Your objective ->
Exactly as written, transcribe the lines that run from the one containing "What text is on this page?" to the end of the records below.

(Data records)
--- Begin ---

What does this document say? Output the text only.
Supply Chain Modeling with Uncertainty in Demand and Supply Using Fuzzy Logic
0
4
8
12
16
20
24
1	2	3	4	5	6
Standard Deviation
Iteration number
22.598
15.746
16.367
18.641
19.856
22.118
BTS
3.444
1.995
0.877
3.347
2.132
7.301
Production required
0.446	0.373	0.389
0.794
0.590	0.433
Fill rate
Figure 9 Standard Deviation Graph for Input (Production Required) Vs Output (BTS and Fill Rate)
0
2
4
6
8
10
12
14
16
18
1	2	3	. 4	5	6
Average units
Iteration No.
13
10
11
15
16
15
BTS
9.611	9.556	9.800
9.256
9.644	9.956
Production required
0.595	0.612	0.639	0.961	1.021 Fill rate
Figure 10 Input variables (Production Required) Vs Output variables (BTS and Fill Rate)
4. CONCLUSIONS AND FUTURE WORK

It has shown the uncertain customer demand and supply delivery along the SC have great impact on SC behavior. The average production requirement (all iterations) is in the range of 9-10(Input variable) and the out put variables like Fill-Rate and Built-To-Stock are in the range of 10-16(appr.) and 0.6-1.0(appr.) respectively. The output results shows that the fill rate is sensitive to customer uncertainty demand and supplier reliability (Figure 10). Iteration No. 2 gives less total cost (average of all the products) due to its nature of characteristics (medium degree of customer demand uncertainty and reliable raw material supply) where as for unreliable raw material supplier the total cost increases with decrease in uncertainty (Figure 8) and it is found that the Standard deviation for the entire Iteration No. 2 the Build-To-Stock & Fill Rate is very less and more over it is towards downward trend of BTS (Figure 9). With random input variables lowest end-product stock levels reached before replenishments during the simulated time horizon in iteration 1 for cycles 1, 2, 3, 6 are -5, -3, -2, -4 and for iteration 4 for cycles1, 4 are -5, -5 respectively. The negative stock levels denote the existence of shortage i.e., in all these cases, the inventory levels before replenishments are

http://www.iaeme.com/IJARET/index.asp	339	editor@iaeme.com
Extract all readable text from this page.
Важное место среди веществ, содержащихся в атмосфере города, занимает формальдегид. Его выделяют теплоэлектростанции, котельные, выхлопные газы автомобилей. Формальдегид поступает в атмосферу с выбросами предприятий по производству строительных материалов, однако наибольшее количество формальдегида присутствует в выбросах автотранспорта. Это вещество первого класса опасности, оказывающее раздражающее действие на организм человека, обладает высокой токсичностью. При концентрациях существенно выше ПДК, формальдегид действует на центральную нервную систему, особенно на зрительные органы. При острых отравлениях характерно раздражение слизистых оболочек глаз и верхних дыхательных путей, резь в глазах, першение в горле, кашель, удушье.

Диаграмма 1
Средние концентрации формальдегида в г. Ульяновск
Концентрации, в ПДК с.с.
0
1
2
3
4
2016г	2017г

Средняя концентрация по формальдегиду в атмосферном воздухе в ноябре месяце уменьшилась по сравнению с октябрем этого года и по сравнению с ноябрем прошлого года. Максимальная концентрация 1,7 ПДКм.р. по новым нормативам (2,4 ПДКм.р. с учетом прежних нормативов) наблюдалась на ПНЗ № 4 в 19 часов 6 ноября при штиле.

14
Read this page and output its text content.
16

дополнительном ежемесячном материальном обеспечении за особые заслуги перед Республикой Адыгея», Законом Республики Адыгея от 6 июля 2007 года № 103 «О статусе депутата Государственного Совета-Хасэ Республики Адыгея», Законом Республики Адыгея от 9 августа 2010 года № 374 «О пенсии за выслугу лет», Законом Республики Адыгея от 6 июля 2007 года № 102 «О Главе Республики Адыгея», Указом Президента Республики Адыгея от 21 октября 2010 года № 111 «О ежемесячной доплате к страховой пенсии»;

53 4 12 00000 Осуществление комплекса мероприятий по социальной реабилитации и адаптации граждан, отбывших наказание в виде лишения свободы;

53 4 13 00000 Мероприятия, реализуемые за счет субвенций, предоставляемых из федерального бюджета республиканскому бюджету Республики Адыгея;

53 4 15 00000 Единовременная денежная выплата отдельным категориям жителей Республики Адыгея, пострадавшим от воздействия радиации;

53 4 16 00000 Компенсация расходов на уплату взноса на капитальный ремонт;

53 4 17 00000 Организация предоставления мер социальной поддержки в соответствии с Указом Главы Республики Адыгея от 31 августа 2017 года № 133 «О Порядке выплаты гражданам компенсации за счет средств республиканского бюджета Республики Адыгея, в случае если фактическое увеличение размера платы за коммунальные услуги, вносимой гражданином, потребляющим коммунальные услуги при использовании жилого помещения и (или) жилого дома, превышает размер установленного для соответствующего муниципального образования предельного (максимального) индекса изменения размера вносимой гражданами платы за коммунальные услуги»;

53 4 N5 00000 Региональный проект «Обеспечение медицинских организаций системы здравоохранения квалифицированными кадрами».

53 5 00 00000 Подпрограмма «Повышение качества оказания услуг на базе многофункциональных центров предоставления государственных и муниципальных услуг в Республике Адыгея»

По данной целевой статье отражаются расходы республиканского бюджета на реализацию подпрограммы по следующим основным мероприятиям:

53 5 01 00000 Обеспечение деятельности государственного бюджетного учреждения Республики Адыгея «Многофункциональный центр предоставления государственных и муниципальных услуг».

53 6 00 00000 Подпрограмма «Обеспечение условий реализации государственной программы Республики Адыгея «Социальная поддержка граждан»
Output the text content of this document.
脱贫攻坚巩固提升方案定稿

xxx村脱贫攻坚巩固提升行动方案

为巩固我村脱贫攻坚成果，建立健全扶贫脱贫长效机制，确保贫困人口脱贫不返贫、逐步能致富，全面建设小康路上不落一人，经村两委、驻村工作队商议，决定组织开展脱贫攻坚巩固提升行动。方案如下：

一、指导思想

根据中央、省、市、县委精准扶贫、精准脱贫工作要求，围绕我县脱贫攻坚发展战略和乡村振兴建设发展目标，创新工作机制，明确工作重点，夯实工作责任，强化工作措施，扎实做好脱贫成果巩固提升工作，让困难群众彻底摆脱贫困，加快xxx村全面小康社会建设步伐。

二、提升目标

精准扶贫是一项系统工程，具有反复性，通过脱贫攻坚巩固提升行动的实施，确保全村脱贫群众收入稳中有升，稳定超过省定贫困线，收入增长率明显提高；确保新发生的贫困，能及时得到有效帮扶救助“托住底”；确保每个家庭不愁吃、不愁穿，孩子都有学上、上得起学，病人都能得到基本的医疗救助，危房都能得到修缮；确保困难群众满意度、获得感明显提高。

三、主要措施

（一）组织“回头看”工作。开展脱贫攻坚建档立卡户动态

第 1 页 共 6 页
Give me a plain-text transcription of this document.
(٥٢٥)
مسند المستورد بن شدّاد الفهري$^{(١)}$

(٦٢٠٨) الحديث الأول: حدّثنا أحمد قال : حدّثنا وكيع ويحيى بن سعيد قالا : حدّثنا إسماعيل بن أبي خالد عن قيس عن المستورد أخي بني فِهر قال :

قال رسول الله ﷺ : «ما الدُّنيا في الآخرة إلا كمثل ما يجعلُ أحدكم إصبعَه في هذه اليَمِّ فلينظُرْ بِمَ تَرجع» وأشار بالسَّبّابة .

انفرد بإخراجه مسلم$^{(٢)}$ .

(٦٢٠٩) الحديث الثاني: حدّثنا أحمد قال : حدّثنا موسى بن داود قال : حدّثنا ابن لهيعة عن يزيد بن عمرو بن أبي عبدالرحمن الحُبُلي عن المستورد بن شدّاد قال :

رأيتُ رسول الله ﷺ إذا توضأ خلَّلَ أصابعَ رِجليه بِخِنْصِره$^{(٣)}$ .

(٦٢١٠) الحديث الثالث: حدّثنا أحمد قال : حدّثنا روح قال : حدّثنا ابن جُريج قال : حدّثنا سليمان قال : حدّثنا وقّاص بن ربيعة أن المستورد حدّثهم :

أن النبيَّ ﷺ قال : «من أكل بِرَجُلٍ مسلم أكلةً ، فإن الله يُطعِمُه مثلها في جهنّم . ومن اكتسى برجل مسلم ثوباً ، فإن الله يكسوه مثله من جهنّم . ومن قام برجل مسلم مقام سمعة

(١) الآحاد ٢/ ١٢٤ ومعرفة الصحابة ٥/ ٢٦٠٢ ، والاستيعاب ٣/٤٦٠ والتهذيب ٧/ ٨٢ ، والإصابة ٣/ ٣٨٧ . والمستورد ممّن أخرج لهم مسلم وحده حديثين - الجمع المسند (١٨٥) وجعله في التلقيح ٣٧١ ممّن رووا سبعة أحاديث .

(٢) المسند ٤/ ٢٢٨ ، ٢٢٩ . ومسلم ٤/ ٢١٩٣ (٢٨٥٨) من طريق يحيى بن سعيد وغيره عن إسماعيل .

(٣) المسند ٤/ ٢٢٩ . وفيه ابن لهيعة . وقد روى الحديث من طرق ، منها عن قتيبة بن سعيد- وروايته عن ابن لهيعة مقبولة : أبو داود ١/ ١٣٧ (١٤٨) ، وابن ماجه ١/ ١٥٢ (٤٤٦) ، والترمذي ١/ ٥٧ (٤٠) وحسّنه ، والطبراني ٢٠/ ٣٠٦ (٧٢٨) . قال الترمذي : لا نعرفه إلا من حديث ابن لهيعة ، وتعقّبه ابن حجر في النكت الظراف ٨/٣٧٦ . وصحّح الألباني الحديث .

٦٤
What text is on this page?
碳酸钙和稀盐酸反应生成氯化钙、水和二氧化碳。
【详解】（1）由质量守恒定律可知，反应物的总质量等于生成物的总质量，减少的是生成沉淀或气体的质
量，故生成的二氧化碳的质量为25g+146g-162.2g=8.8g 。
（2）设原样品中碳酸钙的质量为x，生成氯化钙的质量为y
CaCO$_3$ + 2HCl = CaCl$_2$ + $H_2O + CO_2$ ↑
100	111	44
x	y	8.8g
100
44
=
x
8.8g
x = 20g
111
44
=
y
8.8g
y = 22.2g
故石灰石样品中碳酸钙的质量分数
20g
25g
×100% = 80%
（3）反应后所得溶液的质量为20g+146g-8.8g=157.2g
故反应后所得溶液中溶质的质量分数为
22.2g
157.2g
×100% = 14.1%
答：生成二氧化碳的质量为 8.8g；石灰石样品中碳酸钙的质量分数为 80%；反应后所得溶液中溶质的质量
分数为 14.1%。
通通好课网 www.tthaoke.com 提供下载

--- End ---

Correct answer ->
What text is on this page?
碳酸钙和稀盐酸反应生成氯化钙、水和二氧化碳。
【详解】（1）由质量守恒定律可知，反应物的总质量等于生成物的总质量，减少的是生成沉淀或气体的质
量，故生成的二氧化碳的质量为25g+146g-162.2g=8.8g 。
（2）设原样品中碳酸钙的质量为x，生成氯化钙的质量为y
CaCO$_3$ + 2HCl = CaCl$_2$ + $H_2O + CO_2$ ↑
100	111	44
x	y	8.8g
100
44
=
x
8.8g
x = 20g
111
44
=
y
8.8g
y = 22.2g
故石灰石样品中碳酸钙的质量分数
20g
25g
×100% = 80%
（3）反应后所得溶液的质量为20g+146g-8.8g=157.2g
故反应后所得溶液中溶质的质量分数为
22.2g
157.2g
×100% = 14.1%
答：生成二氧化碳的质量为 8.8g；石灰石样品中碳酸钙的质量分数为 80%；反应后所得溶液中溶质的质量
分数为 14.1%。
通通好课网 www.tthaoke.com 提供下载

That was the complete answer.